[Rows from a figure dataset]
:::
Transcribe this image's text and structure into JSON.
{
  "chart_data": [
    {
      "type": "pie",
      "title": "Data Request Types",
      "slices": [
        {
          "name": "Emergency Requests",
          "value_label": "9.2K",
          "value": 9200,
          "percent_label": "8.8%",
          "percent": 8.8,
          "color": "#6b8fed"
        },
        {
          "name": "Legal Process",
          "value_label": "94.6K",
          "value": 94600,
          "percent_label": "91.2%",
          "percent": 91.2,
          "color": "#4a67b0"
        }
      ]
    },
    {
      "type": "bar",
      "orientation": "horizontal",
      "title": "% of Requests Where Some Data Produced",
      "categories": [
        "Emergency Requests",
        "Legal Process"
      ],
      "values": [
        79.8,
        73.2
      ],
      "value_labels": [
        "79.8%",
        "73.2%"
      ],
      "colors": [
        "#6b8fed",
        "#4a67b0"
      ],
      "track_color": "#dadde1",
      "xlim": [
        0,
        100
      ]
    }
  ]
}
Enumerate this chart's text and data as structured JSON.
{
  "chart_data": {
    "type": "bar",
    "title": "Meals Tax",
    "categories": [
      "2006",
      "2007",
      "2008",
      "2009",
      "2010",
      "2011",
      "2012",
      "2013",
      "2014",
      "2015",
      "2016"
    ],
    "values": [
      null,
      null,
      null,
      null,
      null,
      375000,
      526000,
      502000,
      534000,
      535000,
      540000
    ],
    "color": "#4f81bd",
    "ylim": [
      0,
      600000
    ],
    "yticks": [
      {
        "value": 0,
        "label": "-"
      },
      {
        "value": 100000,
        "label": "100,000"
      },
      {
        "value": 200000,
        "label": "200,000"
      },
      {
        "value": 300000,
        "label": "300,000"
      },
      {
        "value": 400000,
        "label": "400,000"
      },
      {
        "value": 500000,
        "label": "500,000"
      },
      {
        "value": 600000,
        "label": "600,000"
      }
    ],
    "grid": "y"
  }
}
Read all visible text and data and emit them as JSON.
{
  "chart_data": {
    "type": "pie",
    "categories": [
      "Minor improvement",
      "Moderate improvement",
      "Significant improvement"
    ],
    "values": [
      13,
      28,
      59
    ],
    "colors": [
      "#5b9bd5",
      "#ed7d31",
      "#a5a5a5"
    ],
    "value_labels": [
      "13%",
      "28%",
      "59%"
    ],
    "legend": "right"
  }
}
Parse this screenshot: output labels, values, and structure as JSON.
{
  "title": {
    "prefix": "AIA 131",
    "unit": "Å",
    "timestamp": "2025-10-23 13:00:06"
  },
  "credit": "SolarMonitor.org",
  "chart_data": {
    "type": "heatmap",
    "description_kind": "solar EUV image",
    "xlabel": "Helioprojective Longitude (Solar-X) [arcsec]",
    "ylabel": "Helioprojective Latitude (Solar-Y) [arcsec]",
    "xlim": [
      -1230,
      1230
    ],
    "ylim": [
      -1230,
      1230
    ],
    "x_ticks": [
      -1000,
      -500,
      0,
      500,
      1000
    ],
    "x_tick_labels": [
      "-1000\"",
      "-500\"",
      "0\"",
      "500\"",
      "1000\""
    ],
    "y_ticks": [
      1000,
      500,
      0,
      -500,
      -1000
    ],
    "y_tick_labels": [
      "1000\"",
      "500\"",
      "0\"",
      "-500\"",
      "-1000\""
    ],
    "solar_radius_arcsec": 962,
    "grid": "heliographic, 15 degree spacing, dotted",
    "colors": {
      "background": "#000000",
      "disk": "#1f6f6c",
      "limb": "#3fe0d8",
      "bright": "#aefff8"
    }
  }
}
:::
Challenge:
Return the entries above exactly as they appear.

Problem solution:
Transcribe this image's text and structure into JSON.
{
  "chart_data": [
    {
      "type": "pie",
      "title": "Data Request Types",
      "slices": [
        {
          "name": "Emergency Requests",
          "value_label": "9.2K",
          "value": 9200,
          "percent_label": "8.8%",
          "percent": 8.8,
          "color": "#6b8fed"
        },
        {
          "name": "Legal Process",
          "value_label": "94.6K",
          "value": 94600,
          "percent_label": "91.2%",
          "percent": 91.2,
          "color": "#4a67b0"
        }
      ]
    },
    {
      "type": "bar",
      "orientation": "horizontal",
      "title": "% of Requests Where Some Data Produced",
      "categories": [
        "Emergency Requests",
        "Legal Process"
      ],
      "values": [
        79.8,
        73.2
      ],
      "value_labels": [
        "79.8%",
        "73.2%"
      ],
      "colors": [
        "#6b8fed",
        "#4a67b0"
      ],
      "track_color": "#dadde1",
      "xlim": [
        0,
        100
      ]
    }
  ]
}
Enumerate this chart's text and data as structured JSON.
{
  "chart_data": {
    "type": "bar",
    "title": "Meals Tax",
    "categories": [
      "2006",
      "2007",
      "2008",
      "2009",
      "2010",
      "2011",
      "2012",
      "2013",
      "2014",
      "2015",
      "2016"
    ],
    "values": [
      null,
      null,
      null,
      null,
      null,
      375000,
      526000,
      502000,
      534000,
      535000,
      540000
    ],
    "color": "#4f81bd",
    "ylim": [
      0,
      600000
    ],
    "yticks": [
      {
        "value": 0,
        "label": "-"
      },
      {
        "value": 100000,
        "label": "100,000"
      },
      {
        "value": 200000,
        "label": "200,000"
      },
      {
        "value": 300000,
        "label": "300,000"
      },
      {
        "value": 400000,
        "label": "400,000"
      },
      {
        "value": 500000,
        "label": "500,000"
      },
      {
        "value": 600000,
        "label": "600,000"
      }
    ],
    "grid": "y"
  }
}
Read all visible text and data and emit them as JSON.
{
  "chart_data": {
    "type": "pie",
    "categories": [
      "Minor improvement",
      "Moderate improvement",
      "Significant improvement"
    ],
    "values": [
      13,
      28,
      59
    ],
    "colors": [
      "#5b9bd5",
      "#ed7d31",
      "#a5a5a5"
    ],
    "value_labels": [
      "13%",
      "28%",
      "59%"
    ],
    "legend": "right"
  }
}
Parse this screenshot: output labels, values, and structure as JSON.
{
  "title": {
    "prefix": "AIA 131",
    "unit": "Å",
    "timestamp": "2025-10-23 13:00:06"
  },
  "credit": "SolarMonitor.org",
  "chart_data": {
    "type": "heatmap",
    "description_kind": "solar EUV image",
    "xlabel": "Helioprojective Longitude (Solar-X) [arcsec]",
    "ylabel": "Helioprojective Latitude (Solar-Y) [arcsec]",
    "xlim": [
      -1230,
      1230
    ],
    "ylim": [
      -1230,
      1230
    ],
    "x_ticks": [
      -1000,
      -500,
      0,
      500,
      1000
    ],
    "x_tick_labels": [
      "-1000\"",
      "-500\"",
      "0\"",
      "500\"",
      "1000\""
    ],
    "y_ticks": [
      1000,
      500,
      0,
      -500,
      -1000
    ],
    "y_tick_labels": [
      "1000\"",
      "500\"",
      "0\"",
      "-500\"",
      "-1000\""
    ],
    "solar_radius_arcsec": 962,
    "grid": "heliographic, 15 degree spacing, dotted",
    "colors": {
      "background": "#000000",
      "disk": "#1f6f6c",
      "limb": "#3fe0d8",
      "bright": "#aefff8"
    }
  }
}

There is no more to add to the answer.